Instruction: Repeat exactly each line of the data provided below.

Input for this task:
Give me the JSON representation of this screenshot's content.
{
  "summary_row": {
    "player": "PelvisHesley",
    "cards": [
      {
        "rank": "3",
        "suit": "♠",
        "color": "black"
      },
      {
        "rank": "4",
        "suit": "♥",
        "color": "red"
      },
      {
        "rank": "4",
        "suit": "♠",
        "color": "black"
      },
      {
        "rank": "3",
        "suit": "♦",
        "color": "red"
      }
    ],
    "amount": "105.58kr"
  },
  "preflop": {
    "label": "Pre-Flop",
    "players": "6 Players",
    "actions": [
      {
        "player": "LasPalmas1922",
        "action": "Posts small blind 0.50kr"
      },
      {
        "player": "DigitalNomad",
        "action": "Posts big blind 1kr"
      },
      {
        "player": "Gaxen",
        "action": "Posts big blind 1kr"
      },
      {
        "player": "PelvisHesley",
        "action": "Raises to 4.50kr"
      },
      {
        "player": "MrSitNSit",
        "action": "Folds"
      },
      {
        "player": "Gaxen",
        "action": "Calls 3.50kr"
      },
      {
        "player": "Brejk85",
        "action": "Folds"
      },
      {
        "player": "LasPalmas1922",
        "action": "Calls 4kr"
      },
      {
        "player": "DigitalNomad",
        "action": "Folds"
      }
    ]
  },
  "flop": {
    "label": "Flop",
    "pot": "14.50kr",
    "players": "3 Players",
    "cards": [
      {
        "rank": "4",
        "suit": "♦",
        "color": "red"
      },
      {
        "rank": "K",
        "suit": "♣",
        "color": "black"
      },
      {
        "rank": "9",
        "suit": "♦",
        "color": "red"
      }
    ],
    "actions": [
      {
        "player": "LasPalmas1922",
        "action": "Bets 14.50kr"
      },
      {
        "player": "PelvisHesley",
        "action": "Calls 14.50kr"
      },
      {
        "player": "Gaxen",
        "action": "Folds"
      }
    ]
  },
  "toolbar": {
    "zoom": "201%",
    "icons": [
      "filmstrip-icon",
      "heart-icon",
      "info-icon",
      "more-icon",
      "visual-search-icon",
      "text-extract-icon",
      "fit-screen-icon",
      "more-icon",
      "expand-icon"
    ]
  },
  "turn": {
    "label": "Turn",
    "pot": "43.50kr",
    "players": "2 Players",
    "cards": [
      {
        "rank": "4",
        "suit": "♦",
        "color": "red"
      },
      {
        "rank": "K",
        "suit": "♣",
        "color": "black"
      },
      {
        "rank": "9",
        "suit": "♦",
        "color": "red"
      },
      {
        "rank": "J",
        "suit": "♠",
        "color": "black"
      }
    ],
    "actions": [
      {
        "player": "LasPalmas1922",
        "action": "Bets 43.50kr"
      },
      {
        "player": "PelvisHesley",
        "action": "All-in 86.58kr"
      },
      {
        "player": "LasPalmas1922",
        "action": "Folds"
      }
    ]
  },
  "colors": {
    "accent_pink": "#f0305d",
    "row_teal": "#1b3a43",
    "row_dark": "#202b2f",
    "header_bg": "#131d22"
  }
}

Exercise solution:
Give me the JSON representation of this screenshot's content.
{
  "summary_row": {
    "player": "PelvisHesley",
    "cards": [
      {
        "rank": "3",
        "suit": "♠",
        "color": "black"
      },
      {
        "rank": "4",
        "suit": "♥",
        "color": "red"
      },
      {
        "rank": "4",
        "suit": "♠",
        "color": "black"
      },
      {
        "rank": "3",
        "suit": "♦",
        "color": "red"
      }
    ],
    "amount": "105.58kr"
  },
  "preflop": {
    "label": "Pre-Flop",
    "players": "6 Players",
    "actions": [
      {
        "player": "LasPalmas1922",
        "action": "Posts small blind 0.50kr"
      },
      {
        "player": "DigitalNomad",
        "action": "Posts big blind 1kr"
      },
      {
        "player": "Gaxen",
        "action": "Posts big blind 1kr"
      },
      {
        "player": "PelvisHesley",
        "action": "Raises to 4.50kr"
      },
      {
        "player": "MrSitNSit",
        "action": "Folds"
      },
      {
        "player": "Gaxen",
        "action": "Calls 3.50kr"
      },
      {
        "player": "Brejk85",
        "action": "Folds"
      },
      {
        "player": "LasPalmas1922",
        "action": "Calls 4kr"
      },
      {
        "player": "DigitalNomad",
        "action": "Folds"
      }
    ]
  },
  "flop": {
    "label": "Flop",
    "pot": "14.50kr",
    "players": "3 Players",
    "cards": [
      {
        "rank": "4",
        "suit": "♦",
        "color": "red"
      },
      {
        "rank": "K",
        "suit": "♣",
        "color": "black"
      },
      {
        "rank": "9",
        "suit": "♦",
        "color": "red"
      }
    ],
    "actions": [
      {
        "player": "LasPalmas1922",
        "action": "Bets 14.50kr"
      },
      {
        "player": "PelvisHesley",
        "action": "Calls 14.50kr"
      },
      {
        "player": "Gaxen",
        "action": "Folds"
      }
    ]
  },
  "toolbar": {
    "zoom": "201%",
    "icons": [
      "filmstrip-icon",
      "heart-icon",
      "info-icon",
      "more-icon",
      "visual-search-icon",
      "text-extract-icon",
      "fit-screen-icon",
      "more-icon",
      "expand-icon"
    ]
  },
  "turn": {
    "label": "Turn",
    "pot": "43.50kr",
    "players": "2 Players",
    "cards": [
      {
        "rank": "4",
        "suit": "♦",
        "color": "red"
      },
      {
        "rank": "K",
        "suit": "♣",
        "color": "black"
      },
      {
        "rank": "9",
        "suit": "♦",
        "color": "red"
      },
      {
        "rank": "J",
        "suit": "♠",
        "color": "black"
      }
    ],
    "actions": [
      {
        "player": "LasPalmas1922",
        "action": "Bets 43.50kr"
      },
      {
        "player": "PelvisHesley",
        "action": "All-in 86.58kr"
      },
      {
        "player": "LasPalmas1922",
        "action": "Folds"
      }
    ]
  },
  "colors": {
    "accent_pink": "#f0305d",
    "row_teal": "#1b3a43",
    "row_dark": "#202b2f",
    "header_bg": "#131d22"
  }
}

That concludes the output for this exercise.